The task: In the listing that follows, count every line with the word "turn" in it and write only the total.

Data shown:
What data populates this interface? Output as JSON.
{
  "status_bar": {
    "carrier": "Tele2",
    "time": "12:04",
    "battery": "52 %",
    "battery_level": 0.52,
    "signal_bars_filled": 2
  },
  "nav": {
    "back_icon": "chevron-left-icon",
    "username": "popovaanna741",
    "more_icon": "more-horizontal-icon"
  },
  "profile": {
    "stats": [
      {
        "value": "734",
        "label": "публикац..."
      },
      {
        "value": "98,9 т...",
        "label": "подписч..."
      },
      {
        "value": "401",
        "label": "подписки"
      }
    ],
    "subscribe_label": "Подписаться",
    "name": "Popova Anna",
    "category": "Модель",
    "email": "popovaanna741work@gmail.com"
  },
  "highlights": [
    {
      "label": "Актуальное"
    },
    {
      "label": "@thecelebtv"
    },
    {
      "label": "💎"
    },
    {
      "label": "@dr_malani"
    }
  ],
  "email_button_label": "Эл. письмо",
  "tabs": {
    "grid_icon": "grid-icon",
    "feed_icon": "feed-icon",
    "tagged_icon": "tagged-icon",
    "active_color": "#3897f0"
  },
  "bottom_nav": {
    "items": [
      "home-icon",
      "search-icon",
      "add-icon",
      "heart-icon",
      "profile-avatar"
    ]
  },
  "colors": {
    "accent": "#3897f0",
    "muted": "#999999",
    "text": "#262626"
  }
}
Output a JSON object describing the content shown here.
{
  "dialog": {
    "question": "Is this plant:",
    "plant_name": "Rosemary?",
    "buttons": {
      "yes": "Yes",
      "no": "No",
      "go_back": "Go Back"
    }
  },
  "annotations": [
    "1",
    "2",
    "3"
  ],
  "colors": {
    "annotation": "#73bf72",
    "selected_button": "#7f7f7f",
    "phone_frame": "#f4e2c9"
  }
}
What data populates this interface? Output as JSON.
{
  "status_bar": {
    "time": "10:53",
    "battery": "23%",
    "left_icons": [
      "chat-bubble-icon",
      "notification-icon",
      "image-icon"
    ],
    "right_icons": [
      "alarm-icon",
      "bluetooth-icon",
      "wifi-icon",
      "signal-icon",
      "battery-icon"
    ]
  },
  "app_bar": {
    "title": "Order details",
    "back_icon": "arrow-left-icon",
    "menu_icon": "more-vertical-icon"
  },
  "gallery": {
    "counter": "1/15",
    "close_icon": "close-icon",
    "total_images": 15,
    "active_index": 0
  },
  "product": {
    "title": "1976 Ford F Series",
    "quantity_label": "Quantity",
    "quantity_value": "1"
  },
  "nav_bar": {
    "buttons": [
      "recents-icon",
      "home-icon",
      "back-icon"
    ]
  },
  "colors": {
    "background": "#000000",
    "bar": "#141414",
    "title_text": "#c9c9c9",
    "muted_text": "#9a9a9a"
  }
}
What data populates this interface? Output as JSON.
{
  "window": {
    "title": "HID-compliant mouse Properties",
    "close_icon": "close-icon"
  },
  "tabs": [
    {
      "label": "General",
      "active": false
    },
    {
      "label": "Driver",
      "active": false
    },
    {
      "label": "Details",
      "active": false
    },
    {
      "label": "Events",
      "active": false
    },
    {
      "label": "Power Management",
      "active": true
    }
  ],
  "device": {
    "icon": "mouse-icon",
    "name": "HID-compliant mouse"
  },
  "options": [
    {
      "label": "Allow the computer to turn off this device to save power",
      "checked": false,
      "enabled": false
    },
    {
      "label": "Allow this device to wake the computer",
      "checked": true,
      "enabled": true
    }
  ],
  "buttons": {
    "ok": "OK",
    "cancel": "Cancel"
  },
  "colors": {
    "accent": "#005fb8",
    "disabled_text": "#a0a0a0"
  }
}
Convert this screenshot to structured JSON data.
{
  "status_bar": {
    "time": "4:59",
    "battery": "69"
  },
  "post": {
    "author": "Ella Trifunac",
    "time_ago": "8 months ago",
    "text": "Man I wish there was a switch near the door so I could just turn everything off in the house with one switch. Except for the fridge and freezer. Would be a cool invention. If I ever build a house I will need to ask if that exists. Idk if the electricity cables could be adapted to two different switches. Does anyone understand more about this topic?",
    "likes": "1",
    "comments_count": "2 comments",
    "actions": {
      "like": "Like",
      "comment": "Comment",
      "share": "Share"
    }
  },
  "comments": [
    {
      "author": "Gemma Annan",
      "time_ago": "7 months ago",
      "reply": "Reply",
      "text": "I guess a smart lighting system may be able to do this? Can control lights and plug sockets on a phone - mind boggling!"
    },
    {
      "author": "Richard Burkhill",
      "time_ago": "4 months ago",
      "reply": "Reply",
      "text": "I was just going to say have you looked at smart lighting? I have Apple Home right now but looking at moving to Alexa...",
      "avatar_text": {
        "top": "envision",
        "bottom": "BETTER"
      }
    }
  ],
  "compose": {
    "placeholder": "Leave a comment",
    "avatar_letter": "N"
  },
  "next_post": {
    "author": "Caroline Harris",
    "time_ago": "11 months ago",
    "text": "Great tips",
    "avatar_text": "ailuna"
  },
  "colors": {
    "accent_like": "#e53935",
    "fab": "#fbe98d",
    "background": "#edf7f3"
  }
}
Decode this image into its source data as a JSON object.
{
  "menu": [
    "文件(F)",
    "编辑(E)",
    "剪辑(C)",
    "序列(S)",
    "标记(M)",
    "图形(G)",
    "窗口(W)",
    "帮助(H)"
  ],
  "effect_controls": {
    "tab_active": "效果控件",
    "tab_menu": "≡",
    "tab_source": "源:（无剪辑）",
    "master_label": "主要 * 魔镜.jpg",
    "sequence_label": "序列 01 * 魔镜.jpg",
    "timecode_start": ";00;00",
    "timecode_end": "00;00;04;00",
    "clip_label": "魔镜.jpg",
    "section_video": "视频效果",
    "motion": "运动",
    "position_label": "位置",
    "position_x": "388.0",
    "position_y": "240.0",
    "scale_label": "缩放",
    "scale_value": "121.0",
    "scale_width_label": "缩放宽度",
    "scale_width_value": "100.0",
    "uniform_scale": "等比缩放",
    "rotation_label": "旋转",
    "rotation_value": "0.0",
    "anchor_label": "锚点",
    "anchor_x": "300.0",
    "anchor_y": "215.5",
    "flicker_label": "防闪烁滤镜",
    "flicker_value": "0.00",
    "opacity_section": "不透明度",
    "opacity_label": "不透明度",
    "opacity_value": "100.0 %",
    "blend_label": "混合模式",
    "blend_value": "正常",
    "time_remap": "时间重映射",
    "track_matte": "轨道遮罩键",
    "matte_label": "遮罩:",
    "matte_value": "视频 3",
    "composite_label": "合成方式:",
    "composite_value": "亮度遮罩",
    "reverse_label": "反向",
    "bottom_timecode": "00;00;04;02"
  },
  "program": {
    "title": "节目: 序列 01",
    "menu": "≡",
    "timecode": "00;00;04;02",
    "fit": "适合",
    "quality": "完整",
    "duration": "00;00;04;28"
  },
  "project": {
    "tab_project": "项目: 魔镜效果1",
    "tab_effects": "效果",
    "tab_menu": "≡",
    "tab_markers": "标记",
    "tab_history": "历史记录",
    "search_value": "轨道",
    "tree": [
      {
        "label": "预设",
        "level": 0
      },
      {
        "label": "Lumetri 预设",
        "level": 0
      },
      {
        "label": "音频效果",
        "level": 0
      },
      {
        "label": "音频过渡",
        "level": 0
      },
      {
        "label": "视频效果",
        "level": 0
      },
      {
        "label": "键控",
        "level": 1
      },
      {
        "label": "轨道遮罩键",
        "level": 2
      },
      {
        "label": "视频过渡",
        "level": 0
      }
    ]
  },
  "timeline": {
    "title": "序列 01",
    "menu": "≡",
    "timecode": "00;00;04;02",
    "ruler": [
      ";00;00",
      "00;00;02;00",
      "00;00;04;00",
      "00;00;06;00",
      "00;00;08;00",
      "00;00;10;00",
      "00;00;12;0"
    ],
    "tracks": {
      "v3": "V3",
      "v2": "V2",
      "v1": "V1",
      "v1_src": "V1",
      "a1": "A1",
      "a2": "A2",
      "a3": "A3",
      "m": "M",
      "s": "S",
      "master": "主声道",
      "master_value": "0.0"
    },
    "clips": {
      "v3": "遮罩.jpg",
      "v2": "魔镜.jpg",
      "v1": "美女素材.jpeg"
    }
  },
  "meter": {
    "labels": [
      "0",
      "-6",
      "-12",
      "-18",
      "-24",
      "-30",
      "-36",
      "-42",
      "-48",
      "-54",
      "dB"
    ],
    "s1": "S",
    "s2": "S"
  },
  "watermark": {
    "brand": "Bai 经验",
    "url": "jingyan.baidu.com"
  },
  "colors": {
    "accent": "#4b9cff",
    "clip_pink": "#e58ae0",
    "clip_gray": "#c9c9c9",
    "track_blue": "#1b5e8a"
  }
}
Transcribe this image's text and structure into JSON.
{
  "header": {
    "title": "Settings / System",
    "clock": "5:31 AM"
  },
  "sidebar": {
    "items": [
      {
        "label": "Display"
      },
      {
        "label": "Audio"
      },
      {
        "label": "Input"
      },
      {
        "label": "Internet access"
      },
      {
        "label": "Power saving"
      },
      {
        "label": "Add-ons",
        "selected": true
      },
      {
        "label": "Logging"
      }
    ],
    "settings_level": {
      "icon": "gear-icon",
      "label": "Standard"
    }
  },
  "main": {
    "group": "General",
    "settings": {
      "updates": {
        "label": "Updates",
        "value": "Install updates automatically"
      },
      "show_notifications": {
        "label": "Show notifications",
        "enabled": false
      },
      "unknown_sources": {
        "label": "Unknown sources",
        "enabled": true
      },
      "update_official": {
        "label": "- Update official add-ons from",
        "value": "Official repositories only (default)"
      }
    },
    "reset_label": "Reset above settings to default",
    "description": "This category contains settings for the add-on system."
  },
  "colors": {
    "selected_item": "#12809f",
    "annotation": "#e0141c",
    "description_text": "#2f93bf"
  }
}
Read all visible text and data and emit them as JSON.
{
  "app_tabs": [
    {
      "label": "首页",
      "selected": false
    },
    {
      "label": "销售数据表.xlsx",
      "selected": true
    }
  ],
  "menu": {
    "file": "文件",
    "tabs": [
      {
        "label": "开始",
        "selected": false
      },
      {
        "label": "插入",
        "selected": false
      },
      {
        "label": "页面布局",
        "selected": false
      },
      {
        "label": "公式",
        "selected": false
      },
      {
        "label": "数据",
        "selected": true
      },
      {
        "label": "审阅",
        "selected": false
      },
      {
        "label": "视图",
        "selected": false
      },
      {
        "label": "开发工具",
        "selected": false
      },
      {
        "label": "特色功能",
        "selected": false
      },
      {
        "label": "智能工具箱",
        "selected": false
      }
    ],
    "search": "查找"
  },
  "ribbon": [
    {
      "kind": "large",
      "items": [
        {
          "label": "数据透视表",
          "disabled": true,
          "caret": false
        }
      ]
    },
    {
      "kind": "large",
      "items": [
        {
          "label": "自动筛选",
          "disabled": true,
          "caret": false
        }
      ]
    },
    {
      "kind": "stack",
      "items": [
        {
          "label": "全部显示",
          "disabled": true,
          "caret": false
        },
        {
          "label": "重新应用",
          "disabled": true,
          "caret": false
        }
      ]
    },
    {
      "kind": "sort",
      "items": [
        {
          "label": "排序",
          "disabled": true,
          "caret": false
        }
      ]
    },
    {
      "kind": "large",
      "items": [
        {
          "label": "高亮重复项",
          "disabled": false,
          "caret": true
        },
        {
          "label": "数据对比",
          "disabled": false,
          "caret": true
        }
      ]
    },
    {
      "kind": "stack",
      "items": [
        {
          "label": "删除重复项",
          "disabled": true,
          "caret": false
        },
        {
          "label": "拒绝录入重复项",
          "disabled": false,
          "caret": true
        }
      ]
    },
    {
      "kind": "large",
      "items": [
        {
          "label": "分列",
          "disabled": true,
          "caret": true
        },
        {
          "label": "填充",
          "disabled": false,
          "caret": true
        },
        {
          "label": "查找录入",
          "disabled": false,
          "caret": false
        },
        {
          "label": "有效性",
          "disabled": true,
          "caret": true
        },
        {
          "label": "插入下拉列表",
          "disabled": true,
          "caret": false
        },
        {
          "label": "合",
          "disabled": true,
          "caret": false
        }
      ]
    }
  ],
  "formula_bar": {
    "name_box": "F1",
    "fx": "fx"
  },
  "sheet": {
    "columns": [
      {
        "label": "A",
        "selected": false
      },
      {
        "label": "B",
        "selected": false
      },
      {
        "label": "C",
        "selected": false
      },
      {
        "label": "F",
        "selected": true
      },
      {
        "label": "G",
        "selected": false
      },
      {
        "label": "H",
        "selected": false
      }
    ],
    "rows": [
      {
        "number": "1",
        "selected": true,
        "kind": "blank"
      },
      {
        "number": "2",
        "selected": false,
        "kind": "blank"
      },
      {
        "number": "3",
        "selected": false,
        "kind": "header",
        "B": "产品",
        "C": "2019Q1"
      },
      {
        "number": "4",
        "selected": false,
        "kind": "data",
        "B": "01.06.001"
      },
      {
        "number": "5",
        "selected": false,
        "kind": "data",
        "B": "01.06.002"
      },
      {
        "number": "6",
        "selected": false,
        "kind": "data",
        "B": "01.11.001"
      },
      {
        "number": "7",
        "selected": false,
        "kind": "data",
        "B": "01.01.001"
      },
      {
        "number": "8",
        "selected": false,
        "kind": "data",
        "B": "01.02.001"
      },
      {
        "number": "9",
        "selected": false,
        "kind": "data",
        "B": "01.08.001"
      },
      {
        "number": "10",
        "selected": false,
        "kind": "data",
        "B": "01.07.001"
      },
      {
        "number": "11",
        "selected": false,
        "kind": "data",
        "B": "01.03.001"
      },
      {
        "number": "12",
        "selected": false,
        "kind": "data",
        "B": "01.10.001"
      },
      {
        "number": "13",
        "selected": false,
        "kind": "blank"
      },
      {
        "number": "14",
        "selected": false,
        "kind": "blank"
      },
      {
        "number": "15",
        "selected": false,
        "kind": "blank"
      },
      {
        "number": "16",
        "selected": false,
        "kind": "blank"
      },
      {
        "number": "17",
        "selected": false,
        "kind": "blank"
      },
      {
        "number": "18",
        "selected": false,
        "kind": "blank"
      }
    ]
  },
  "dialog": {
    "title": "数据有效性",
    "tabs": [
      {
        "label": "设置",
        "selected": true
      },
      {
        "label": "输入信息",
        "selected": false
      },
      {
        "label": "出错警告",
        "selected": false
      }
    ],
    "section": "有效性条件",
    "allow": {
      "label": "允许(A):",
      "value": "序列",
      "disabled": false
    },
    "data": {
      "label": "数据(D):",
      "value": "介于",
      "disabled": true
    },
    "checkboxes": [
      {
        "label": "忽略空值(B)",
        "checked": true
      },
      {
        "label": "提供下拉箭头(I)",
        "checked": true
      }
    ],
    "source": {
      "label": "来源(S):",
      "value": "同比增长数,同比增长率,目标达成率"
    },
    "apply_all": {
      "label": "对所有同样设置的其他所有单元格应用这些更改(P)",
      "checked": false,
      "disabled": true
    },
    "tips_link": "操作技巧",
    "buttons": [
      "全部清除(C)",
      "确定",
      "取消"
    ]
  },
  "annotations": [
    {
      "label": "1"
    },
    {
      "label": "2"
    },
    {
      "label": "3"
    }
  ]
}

Task output: 2